**Tarefa do exercício 1**
Responda com base no texto sobre os regimes dos funcionários de cartório:
(a) Que lei federal regulamentou o art. 236 da CF/88?
(b) Que lei estrutura o regime estatutário do funcionalismo público estadual?
(c) Segundo o art. 48, em que prazo os funcionários deviam fazer a opção expressa?
**Tarefa do exercício 2**
Continue o texto sobre os regimes dos funcionários de cartório a partir do ponto em que ele termina.

**Texto apresentado**

:::

A regulamentação da matéria disposta no art. 236, da CF/88, foi efetivada pela Lei Federal nº 8.935/94, a qual, em seu art. 20, dispôs sobre a contratação de prepostos pelos notários e oficiais de registros para auxílio nas funções a serem desempenhadas, sendo que o vínculo laborativo seria, em regra, regido pela legislação trabalhista.

Ocorre que, com o advento de referida lei, no Estado de São Paulo, três regimes jurídicos funcionais distintos a que se submetem os serventuários dos Serviços Notariais e de Registro passaram a ser evidenciados: (i) O primeiro deles, anterior à promulgação da Constituição Federal de 1988, é o regime jurídico estatutário, estruturado de acordo com a legislação atinente ao funcionalismo público estadual a Lei nº 10.261/68; (ii) o segundo, vigente no período compreendido entre a promulgação da Constituição Federal de 1988 e a edição da Lei Federal nº 8.935/94, é o regime especial ou híbrido, disciplinado por normas internas deste Tribunal de Justiça os Provimentos da E. Corregedoria Geral de Justiça e (iii) o terceiro, perfeitamente caracterizado a partir da Lei nº 8.935/94, é o regime jurídico privado, submetido à legislação social a Consolidação das Leis do Trabalho.

Esclareça–se que para o grupo dos serventuários já em atividade, quando do advento da nova ordem constitucional e dada a característica sui generis do vínculo empregatício existente com o ente privado no exercício de função pública, previu–se a possibilidade de os serventuários optarem pela transmutação do regime então vigente para o celetista ou, ainda, a permanência do statu quo ante, ou seja, o chamado regime especial ou híbrido, com submissão às regras do Estatuto dos Servidores Civis ou às normas pertinentes editadas pelo Tribunal de Justiça (art. 48, §2º, da Lei nº 8.935/94).

Art. 48. Os notários e os oficiais de registro poderão contratar, segundo a legislação trabalhista, seus atuais escreventes e auxiliares de investidura estatutária ou em regime especial desde que estes aceitem a transformação de seu regime jurídico, em opção expressa, no prazo improrrogável de trinta dias, contados da publicação desta lei.

§ 1º Ocorrendo opção, o tempo de serviço prestado será integralmente considerado, para todos os efeitos de direito.

:::

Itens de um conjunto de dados
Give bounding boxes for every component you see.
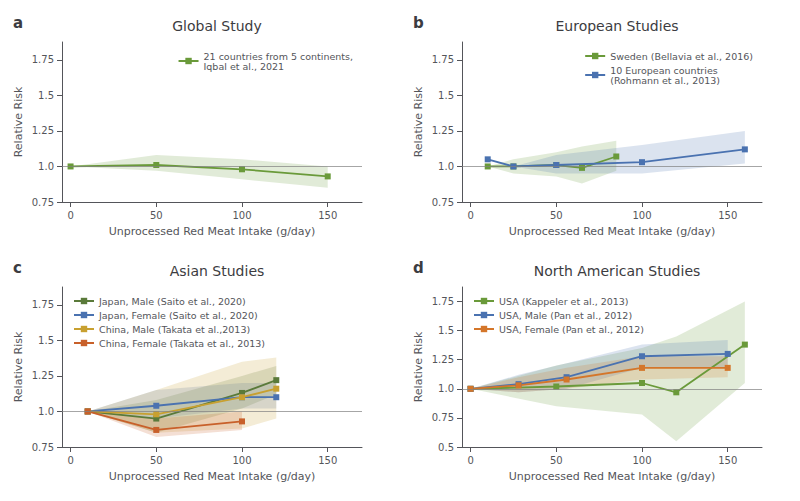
svg-text:b: b xyxy=(413,14,424,32)
svg-text:0.75: 0.75 xyxy=(32,197,54,208)
svg-text:Unprocessed Red Meat Intake (g: Unprocessed Red Meat Intake (g/day) xyxy=(109,225,316,238)
svg-text:150: 150 xyxy=(318,210,337,221)
svg-text:150: 150 xyxy=(718,210,737,221)
svg-text:Asian Studies: Asian Studies xyxy=(170,263,265,279)
svg-text:Unprocessed Red Meat Intake (g: Unprocessed Red Meat Intake (g/day) xyxy=(509,470,716,483)
svg-text:0: 0 xyxy=(467,210,473,221)
svg-text:1.0: 1.0 xyxy=(38,406,54,417)
svg-text:Relative Risk: Relative Risk xyxy=(412,331,425,402)
svg-text:Iqbal et al., 2021: Iqbal et al., 2021 xyxy=(204,61,285,72)
svg-text:Japan, Male (Saito et al., 202: Japan, Male (Saito et al., 2020) xyxy=(98,296,246,307)
svg-text:European Studies: European Studies xyxy=(555,18,678,34)
svg-text:a: a xyxy=(13,14,23,32)
svg-text:21 countries from 5 continents: 21 countries from 5 continents, xyxy=(203,50,353,62)
svg-text:1.25: 1.25 xyxy=(432,354,454,365)
svg-text:China, Male (Takata et al.,201: China, Male (Takata et al.,2013) xyxy=(99,324,250,335)
svg-text:Unprocessed Red Meat Intake (g: Unprocessed Red Meat Intake (g/day) xyxy=(109,470,316,483)
svg-text:1.75: 1.75 xyxy=(432,296,454,307)
svg-text:0: 0 xyxy=(467,455,473,466)
svg-text:100: 100 xyxy=(232,210,251,221)
svg-text:North American Studies: North American Studies xyxy=(534,263,701,279)
svg-text:USA, Male (Pan et al., 2012): USA, Male (Pan et al., 2012) xyxy=(499,310,632,321)
svg-text:1.25: 1.25 xyxy=(32,125,54,136)
svg-text:c: c xyxy=(13,259,22,277)
svg-text:USA, Female (Pan et al., 2012): USA, Female (Pan et al., 2012) xyxy=(499,324,644,335)
svg-text:(Rohmann et al., 2013): (Rohmann et al., 2013) xyxy=(610,75,720,86)
svg-text:100: 100 xyxy=(632,455,651,466)
svg-text:1.75: 1.75 xyxy=(32,299,54,310)
svg-text:d: d xyxy=(413,259,424,277)
svg-text:0.75: 0.75 xyxy=(32,442,54,453)
svg-text:0.5: 0.5 xyxy=(438,442,454,453)
svg-text:1.25: 1.25 xyxy=(432,125,454,136)
svg-text:0: 0 xyxy=(67,210,73,221)
svg-text:50: 50 xyxy=(150,210,163,221)
svg-text:1.0: 1.0 xyxy=(438,383,454,394)
svg-text:1.75: 1.75 xyxy=(32,54,54,65)
svg-text:50: 50 xyxy=(550,210,563,221)
svg-text:1.5: 1.5 xyxy=(38,90,54,101)
svg-text:100: 100 xyxy=(232,455,251,466)
svg-text:Japan, Female (Saito et al., 2: Japan, Female (Saito et al., 2020) xyxy=(98,310,258,321)
svg-text:150: 150 xyxy=(318,455,337,466)
svg-text:China, Female (Takata et al.,: China, Female (Takata et al., 2013) xyxy=(99,338,265,349)
svg-text:1.5: 1.5 xyxy=(38,335,54,346)
svg-text:1.0: 1.0 xyxy=(438,161,454,172)
svg-text:10 European countries: 10 European countries xyxy=(610,64,718,76)
svg-text:Global Study: Global Study xyxy=(172,18,262,34)
svg-text:1.5: 1.5 xyxy=(438,90,454,101)
svg-text:1.25: 1.25 xyxy=(32,370,54,381)
svg-text:Relative Risk: Relative Risk xyxy=(12,331,25,402)
svg-text:Sweden (Bellavia et al., 2016): Sweden (Bellavia et al., 2016) xyxy=(610,51,753,62)
svg-text:100: 100 xyxy=(632,210,651,221)
svg-text:Relative Risk: Relative Risk xyxy=(12,86,25,157)
svg-text:0: 0 xyxy=(67,455,73,466)
svg-text:50: 50 xyxy=(550,455,563,466)
svg-text:1.75: 1.75 xyxy=(432,54,454,65)
svg-text:50: 50 xyxy=(150,455,163,466)
svg-text:Relative Risk: Relative Risk xyxy=(412,86,425,157)
svg-text:1.0: 1.0 xyxy=(38,161,54,172)
svg-text:USA (Kappeler et al., 2013): USA (Kappeler et al., 2013) xyxy=(499,296,629,307)
svg-text:1.5: 1.5 xyxy=(438,325,454,336)
svg-text:0.75: 0.75 xyxy=(432,412,454,423)
svg-text:0.75: 0.75 xyxy=(432,197,454,208)
svg-text:Unprocessed Red Meat Intake (g: Unprocessed Red Meat Intake (g/day) xyxy=(509,225,716,238)
svg-text:150: 150 xyxy=(718,455,737,466)
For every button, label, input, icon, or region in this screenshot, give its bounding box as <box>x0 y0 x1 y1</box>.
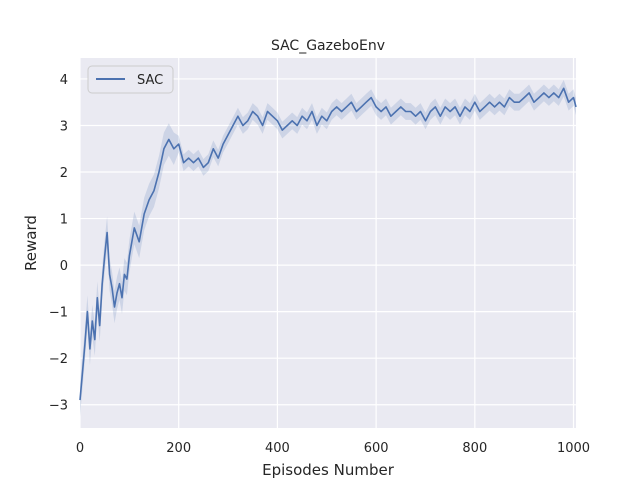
y-tick-labels: −3 −2 −1 0 1 2 3 4 <box>49 73 68 414</box>
y-tick-label: −3 <box>49 399 68 414</box>
y-axis-label: Reward <box>22 215 40 271</box>
legend-box <box>87 65 174 94</box>
legend: SAC <box>87 65 174 94</box>
y-tick-label: −2 <box>49 352 68 367</box>
series-line-sac <box>79 87 577 401</box>
y-tick-label: 1 <box>60 213 68 228</box>
x-axis-label: Episodes Number <box>262 461 395 479</box>
grid <box>79 58 576 428</box>
y-tick-label: 3 <box>60 119 68 134</box>
x-tick-labels: 0 200 400 600 800 1000 <box>76 441 590 456</box>
x-tick-label: 1000 <box>557 441 590 456</box>
y-tick-label: 0 <box>60 259 68 274</box>
x-tick-label: 200 <box>166 441 191 456</box>
x-tick-label: 400 <box>265 441 290 456</box>
x-tick-label: 600 <box>364 441 389 456</box>
x-tick-label: 800 <box>462 441 487 456</box>
legend-label: SAC <box>137 73 163 88</box>
y-tick-label: −1 <box>49 306 68 321</box>
y-tick-label: 4 <box>60 73 68 88</box>
chart-title: SAC_GazeboEnv <box>271 38 385 54</box>
x-tick-label: 0 <box>76 441 84 456</box>
series-band-sac <box>80 79 576 417</box>
y-tick-label: 2 <box>60 166 68 181</box>
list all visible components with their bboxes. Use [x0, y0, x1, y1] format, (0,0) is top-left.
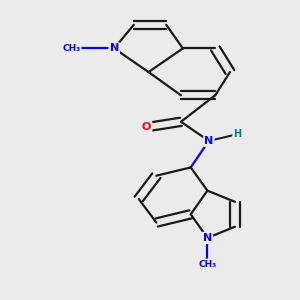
Text: CH₃: CH₃	[62, 44, 81, 53]
Text: H: H	[233, 129, 242, 139]
Text: O: O	[142, 122, 151, 132]
Text: N: N	[204, 136, 214, 146]
Text: CH₃: CH₃	[198, 260, 217, 268]
Text: N: N	[110, 44, 119, 53]
Text: N: N	[203, 233, 212, 243]
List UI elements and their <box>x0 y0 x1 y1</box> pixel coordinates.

:::

**Resposta correta 1**
(a) A Lei Federal nº 8.935/94.
(b) A Lei nº 10.261/68.
(c) No prazo improrrogável de trinta dias, contados da publicação da lei.

**Resposta correta 2**
§ 2º Não ocorrendo opção, os escreventes e auxiliares de investidura estatutária ou em regime especial continuarão regidos pelas normas aplicáveis aos funcionários públicos ou pelas editadas pelo Tribunal de Justiça respectivo, vedadas novas admissões por qualquer desses regimes, a partir da publicação desta lei.

De se destacar, neste diapasão, que a sujeição ao regime jurídico híbrido não garantiu aos serventuários a chamadaestabilidade anômala, prevista no art. 19, do ADCT:

Art. 19 – Os servidores públicos civis da União, dos Estados, do Distrito Federal e dos Municípios, da administração direta, autárquica e das fundações públicas, em exercício na data da promulgação da Constituição, há pelo menos cinco anos continuados, e que não tenham sido admitidos na forma regulada no Art. 37, da Constituição, são considerados estáveis no serviço público.

§ 1º – O tempo de serviço dos servidores referidos neste artigo será contado como título quando se submeterem a concurso para fins de efetivação, na forma da lei.

§ 2º – O disposto neste artigo não se aplica aos ocupantes de cargos, funções e empregos de confiança ou em comissão, nem aos que a lei declare de livre exoneração, cujo tempo de serviço não será computado para os fins do caput deste artigo, exceto se se tratar de servidor.

§ 3º – O disposto neste artigo não se aplica aos professores de nível superior, nos termos da lei.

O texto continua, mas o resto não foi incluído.